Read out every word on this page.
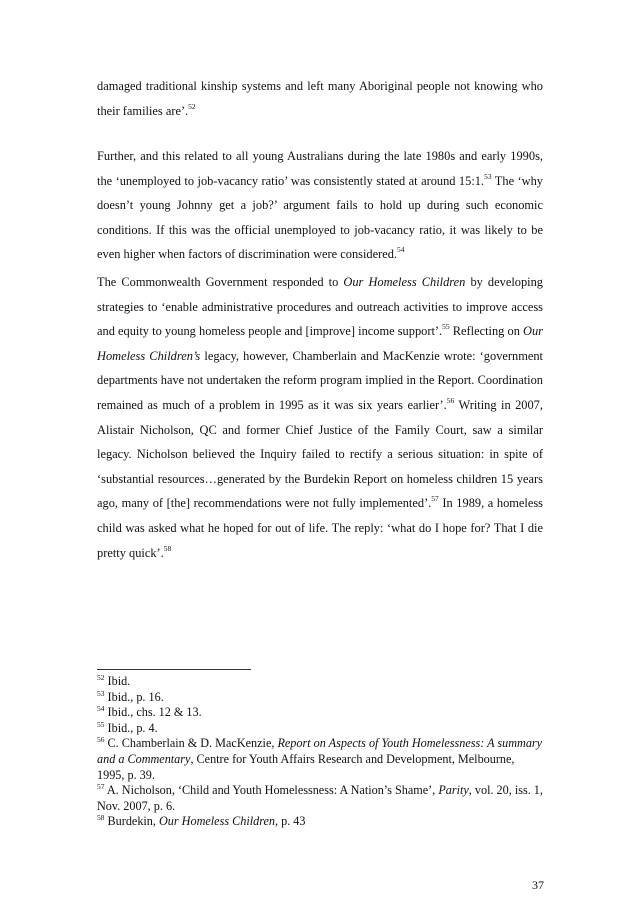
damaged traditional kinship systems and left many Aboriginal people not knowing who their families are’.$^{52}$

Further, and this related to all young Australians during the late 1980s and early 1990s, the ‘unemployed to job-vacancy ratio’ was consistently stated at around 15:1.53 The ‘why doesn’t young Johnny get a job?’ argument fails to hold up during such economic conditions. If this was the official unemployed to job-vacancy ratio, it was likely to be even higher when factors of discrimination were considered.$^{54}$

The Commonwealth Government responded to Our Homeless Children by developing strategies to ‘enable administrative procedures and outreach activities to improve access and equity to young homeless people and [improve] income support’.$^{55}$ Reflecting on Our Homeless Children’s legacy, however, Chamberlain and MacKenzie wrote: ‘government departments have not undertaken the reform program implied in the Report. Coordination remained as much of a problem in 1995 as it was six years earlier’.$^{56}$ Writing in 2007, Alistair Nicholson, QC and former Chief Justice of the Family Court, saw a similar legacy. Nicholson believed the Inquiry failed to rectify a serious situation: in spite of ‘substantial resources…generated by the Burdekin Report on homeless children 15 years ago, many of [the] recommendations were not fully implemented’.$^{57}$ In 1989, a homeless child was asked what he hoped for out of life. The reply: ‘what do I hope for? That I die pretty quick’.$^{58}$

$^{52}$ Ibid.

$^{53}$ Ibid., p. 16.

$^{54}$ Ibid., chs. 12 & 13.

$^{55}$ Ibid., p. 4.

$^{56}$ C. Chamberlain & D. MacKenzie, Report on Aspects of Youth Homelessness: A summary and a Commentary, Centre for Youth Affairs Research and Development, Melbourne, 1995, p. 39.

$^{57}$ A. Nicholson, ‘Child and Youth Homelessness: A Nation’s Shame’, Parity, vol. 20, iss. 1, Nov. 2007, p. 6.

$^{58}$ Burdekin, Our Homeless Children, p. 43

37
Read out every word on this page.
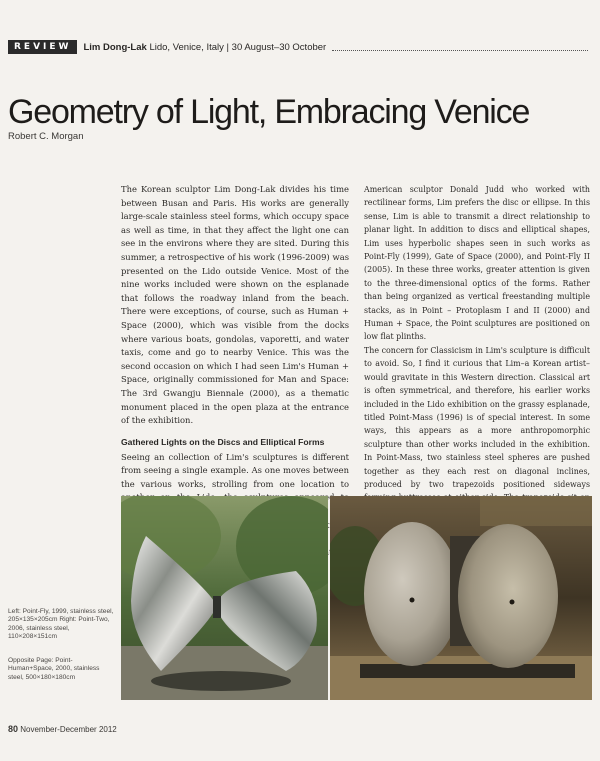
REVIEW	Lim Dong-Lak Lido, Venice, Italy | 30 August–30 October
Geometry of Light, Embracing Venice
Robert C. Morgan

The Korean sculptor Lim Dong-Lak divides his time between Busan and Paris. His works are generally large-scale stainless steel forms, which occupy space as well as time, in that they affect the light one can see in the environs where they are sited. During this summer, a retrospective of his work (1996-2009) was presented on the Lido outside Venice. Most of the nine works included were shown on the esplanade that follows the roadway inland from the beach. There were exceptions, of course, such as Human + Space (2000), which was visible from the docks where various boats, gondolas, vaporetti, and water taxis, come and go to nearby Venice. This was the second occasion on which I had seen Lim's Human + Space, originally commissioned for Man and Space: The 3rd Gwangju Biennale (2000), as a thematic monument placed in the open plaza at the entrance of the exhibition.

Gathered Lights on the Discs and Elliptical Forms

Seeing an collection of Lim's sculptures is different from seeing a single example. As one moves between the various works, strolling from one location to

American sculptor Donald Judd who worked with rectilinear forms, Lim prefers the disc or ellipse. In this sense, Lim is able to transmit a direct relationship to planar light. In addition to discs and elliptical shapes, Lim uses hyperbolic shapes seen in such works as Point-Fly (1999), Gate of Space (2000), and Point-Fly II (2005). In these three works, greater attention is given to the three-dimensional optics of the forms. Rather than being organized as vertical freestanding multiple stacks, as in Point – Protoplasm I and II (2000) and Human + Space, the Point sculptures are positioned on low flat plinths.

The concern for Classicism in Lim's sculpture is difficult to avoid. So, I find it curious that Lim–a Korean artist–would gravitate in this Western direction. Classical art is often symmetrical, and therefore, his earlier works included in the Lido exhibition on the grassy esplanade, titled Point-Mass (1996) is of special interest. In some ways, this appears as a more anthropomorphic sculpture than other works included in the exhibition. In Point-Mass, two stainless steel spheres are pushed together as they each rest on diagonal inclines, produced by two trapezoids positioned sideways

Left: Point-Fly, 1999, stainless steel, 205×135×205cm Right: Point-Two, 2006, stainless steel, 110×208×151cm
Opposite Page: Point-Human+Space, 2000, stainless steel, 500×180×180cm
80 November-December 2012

==================================================

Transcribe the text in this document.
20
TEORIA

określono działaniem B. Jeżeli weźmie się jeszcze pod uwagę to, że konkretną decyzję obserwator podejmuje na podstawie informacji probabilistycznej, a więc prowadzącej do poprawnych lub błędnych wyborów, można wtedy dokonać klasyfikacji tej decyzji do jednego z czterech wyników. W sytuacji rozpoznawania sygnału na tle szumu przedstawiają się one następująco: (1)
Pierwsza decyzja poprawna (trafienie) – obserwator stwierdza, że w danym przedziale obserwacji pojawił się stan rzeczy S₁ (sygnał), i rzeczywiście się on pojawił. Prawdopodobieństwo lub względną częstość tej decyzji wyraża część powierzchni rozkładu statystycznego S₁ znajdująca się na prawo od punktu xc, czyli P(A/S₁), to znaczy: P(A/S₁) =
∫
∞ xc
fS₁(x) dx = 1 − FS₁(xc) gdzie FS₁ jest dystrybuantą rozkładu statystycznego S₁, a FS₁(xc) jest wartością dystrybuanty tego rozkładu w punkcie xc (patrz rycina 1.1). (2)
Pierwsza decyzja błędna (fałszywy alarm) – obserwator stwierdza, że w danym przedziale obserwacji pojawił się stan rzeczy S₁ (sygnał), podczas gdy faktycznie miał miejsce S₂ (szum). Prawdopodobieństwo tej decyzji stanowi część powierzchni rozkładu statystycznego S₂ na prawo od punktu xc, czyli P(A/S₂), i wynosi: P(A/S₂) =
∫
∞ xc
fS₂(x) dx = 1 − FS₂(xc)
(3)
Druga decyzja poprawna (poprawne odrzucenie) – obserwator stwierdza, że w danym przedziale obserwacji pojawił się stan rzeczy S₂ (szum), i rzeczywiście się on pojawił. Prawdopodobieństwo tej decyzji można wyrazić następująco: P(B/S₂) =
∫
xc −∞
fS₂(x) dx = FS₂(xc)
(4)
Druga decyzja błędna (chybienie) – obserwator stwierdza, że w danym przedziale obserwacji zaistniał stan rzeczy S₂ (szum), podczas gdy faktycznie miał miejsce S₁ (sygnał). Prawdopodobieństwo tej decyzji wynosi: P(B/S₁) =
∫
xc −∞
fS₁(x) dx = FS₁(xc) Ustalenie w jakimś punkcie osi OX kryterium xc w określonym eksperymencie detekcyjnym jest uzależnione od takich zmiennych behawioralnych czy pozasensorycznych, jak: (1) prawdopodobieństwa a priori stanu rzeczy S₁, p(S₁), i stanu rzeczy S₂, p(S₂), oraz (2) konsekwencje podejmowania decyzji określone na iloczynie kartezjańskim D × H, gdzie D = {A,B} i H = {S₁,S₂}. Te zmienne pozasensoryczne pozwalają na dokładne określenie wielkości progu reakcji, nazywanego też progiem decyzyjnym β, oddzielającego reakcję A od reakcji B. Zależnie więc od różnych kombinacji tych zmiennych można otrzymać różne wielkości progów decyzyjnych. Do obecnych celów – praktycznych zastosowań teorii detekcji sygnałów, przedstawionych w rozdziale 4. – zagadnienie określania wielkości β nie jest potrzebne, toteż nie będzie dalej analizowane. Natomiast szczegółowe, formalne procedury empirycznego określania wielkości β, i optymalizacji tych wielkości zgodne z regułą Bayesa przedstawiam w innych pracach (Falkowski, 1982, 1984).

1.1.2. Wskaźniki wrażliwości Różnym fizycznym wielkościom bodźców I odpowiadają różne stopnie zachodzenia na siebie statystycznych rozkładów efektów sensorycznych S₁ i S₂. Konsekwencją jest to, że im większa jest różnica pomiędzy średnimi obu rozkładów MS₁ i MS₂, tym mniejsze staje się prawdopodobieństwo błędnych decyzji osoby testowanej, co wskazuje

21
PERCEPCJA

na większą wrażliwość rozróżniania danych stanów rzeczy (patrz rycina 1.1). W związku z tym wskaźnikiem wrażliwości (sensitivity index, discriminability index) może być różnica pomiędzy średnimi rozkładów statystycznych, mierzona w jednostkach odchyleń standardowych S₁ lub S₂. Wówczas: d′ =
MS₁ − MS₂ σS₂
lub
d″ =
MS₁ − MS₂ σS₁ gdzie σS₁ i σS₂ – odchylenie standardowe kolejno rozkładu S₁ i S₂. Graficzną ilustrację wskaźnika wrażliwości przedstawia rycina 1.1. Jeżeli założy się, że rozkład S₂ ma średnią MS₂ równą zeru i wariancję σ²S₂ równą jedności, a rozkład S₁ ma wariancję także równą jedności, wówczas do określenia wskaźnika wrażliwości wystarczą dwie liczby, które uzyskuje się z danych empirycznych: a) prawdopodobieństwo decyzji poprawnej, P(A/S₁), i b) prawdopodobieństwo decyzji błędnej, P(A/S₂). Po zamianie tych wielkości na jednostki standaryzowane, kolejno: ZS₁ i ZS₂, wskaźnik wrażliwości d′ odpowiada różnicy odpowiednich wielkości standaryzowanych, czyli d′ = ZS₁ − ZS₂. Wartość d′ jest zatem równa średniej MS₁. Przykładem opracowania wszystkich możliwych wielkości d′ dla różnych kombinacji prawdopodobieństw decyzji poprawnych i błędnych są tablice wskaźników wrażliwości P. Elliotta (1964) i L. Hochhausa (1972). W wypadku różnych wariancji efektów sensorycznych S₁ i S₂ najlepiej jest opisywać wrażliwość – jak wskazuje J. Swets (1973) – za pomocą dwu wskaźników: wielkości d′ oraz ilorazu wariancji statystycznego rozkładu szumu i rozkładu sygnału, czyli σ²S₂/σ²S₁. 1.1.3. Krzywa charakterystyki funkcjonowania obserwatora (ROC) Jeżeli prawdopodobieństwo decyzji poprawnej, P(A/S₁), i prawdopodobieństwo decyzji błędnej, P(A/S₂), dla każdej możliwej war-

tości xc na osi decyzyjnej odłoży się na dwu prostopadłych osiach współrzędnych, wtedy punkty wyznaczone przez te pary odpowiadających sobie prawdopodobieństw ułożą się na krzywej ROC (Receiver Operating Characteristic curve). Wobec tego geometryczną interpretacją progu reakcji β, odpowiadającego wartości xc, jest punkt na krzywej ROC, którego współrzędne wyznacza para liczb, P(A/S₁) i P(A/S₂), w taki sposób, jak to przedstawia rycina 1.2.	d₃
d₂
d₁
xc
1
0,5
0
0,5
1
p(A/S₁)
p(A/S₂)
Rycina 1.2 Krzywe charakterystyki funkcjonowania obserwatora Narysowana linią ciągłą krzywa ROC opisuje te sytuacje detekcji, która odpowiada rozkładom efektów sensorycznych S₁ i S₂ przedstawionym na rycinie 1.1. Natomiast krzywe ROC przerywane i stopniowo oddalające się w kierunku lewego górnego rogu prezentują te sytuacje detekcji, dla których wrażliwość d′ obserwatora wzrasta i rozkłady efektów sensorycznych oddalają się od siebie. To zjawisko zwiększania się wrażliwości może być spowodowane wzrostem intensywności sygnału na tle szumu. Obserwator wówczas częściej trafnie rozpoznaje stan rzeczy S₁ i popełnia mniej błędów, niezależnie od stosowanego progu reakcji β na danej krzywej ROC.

==================================================

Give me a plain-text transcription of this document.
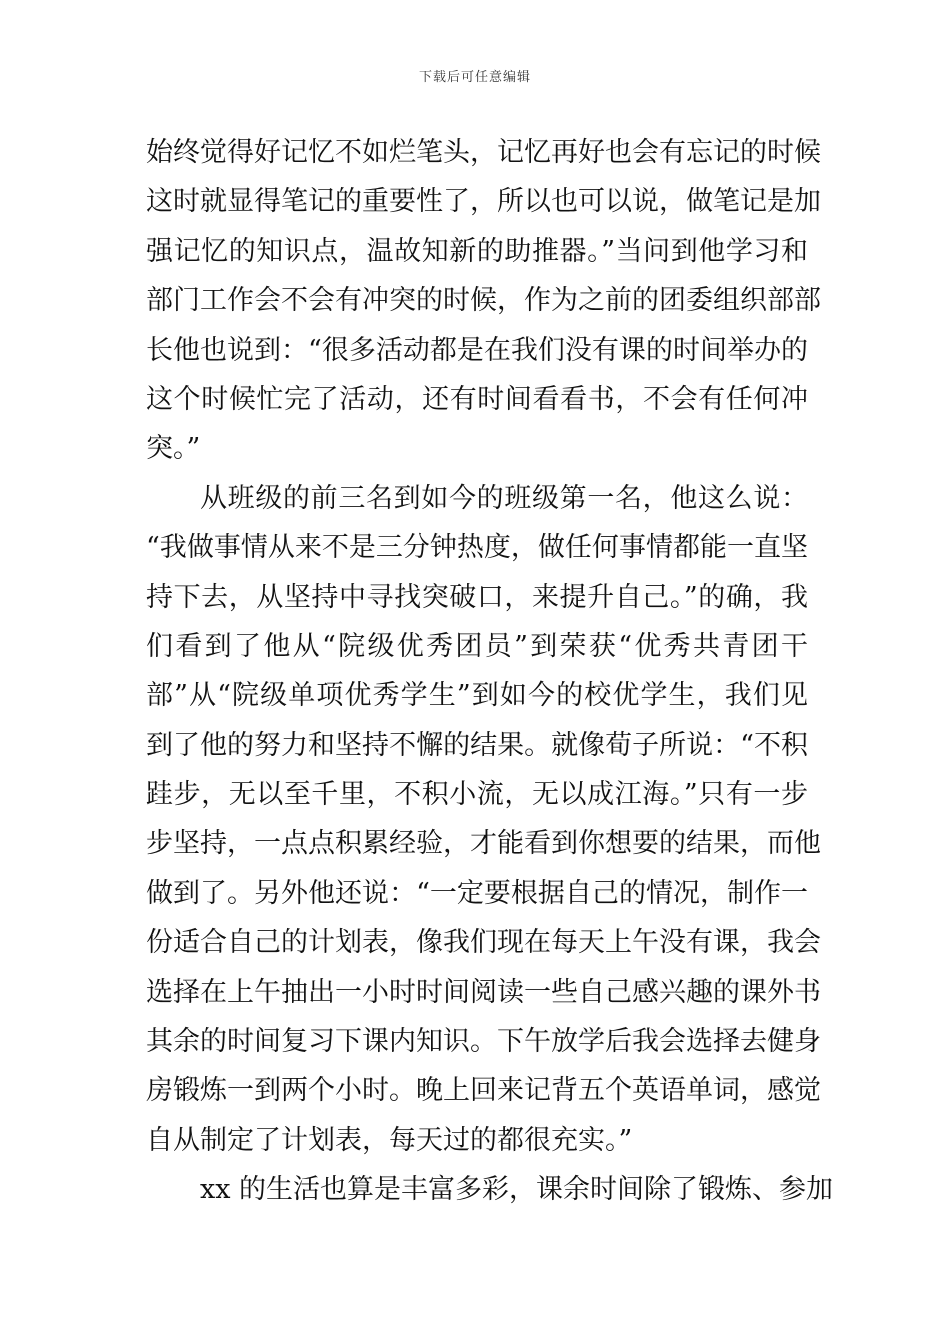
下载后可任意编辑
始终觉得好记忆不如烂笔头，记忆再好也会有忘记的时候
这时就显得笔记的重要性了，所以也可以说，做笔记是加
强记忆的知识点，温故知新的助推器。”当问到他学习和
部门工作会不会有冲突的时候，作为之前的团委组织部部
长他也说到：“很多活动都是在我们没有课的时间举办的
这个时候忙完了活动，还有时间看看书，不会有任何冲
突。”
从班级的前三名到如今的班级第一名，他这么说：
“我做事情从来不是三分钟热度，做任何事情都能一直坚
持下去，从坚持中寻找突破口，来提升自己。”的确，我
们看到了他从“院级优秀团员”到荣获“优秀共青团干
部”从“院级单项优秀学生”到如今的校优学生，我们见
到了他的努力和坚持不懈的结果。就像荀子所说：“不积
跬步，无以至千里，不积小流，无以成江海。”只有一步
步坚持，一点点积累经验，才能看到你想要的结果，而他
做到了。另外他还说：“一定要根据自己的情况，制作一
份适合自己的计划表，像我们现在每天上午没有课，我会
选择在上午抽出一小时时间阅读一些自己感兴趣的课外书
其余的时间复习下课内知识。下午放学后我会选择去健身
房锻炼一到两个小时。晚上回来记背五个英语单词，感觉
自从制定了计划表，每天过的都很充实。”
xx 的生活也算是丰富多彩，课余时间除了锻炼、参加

==================================================

== Exercise details ==
Only the count is wanted: report how many lines of the material above hold the word "pomiędzy".

== Written reply ==
2